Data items
####
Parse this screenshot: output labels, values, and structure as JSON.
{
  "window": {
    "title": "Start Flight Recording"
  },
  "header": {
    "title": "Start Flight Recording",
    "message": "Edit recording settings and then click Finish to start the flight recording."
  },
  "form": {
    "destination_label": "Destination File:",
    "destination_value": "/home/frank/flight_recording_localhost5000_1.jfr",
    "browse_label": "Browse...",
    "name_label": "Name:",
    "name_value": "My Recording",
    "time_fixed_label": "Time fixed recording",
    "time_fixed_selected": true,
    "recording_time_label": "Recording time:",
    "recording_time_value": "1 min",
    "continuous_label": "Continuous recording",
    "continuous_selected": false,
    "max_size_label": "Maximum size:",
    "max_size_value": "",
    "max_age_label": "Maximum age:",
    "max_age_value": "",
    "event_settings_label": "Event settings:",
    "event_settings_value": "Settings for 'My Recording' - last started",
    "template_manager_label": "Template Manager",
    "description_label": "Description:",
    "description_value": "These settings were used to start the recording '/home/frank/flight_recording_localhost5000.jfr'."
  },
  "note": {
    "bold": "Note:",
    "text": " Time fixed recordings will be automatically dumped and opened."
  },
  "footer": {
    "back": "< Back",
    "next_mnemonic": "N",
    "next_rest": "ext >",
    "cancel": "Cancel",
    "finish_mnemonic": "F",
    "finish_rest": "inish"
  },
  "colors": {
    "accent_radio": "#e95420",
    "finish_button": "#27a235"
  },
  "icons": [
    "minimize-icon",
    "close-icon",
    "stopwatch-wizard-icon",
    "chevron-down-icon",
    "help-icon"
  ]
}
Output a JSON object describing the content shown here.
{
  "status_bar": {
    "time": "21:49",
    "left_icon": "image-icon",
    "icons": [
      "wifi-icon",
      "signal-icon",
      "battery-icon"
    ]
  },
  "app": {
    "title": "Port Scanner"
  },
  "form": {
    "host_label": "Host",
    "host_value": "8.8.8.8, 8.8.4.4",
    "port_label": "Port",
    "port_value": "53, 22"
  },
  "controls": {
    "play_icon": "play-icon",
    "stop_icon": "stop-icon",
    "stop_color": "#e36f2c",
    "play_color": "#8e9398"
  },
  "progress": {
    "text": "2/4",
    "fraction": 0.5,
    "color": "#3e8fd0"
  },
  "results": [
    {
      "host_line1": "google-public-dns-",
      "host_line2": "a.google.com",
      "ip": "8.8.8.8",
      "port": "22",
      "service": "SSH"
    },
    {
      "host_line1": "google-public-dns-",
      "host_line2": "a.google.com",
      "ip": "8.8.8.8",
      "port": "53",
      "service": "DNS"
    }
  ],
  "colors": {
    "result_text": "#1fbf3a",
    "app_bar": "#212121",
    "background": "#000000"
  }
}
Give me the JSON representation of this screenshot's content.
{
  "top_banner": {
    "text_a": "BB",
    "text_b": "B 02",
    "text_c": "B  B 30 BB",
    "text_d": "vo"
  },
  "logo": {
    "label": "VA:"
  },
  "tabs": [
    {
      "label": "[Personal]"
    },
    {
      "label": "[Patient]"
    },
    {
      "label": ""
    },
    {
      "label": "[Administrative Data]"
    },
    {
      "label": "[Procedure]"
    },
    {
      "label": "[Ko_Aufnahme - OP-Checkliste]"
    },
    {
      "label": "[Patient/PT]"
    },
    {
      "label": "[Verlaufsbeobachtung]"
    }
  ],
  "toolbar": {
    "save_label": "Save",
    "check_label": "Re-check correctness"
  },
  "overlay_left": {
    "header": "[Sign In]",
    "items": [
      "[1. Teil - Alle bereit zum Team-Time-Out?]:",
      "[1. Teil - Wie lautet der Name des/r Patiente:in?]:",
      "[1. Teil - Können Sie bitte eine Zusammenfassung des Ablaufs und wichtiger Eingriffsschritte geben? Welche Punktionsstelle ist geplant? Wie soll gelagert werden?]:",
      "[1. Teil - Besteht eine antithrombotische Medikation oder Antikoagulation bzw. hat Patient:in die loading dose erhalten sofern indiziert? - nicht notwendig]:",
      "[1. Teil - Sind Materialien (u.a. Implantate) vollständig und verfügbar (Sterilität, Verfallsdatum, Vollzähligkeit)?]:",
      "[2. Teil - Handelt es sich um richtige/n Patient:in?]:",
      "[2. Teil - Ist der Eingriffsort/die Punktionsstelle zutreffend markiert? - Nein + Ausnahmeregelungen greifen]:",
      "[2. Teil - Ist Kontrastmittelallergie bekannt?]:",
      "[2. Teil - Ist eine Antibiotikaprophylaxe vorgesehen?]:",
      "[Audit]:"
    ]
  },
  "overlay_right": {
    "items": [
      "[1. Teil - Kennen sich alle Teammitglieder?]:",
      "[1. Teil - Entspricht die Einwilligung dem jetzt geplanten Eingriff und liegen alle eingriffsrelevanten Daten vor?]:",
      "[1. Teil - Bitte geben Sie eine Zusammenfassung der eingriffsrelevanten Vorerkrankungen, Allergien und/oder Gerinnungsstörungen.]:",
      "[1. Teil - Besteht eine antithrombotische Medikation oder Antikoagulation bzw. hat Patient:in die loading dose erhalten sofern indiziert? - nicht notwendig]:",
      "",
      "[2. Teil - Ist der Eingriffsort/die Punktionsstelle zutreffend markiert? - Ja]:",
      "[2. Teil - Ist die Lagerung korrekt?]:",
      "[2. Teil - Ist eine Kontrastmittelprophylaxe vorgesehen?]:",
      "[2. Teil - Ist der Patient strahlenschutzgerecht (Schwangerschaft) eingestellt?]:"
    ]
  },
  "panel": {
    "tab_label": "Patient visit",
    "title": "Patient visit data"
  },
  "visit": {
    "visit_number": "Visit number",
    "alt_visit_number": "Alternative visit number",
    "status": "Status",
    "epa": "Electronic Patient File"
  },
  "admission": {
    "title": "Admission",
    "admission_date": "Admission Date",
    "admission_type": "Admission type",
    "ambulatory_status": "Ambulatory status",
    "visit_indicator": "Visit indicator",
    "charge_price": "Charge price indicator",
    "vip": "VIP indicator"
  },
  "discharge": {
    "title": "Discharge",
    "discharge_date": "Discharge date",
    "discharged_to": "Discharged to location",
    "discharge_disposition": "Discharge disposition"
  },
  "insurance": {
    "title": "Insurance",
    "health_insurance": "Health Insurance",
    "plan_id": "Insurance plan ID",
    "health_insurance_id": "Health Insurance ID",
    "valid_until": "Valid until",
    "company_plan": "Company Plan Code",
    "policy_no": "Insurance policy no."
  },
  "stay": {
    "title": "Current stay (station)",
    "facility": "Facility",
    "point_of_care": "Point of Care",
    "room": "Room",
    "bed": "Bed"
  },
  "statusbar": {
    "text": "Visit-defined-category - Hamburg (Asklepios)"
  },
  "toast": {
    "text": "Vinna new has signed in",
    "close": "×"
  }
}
####
PROBLEM REQUIREMENTS → Find every line with the word "eingriffsrelevanten" and state how many there are, with no other words.

ANSWER TO THIS EXERCISE → 2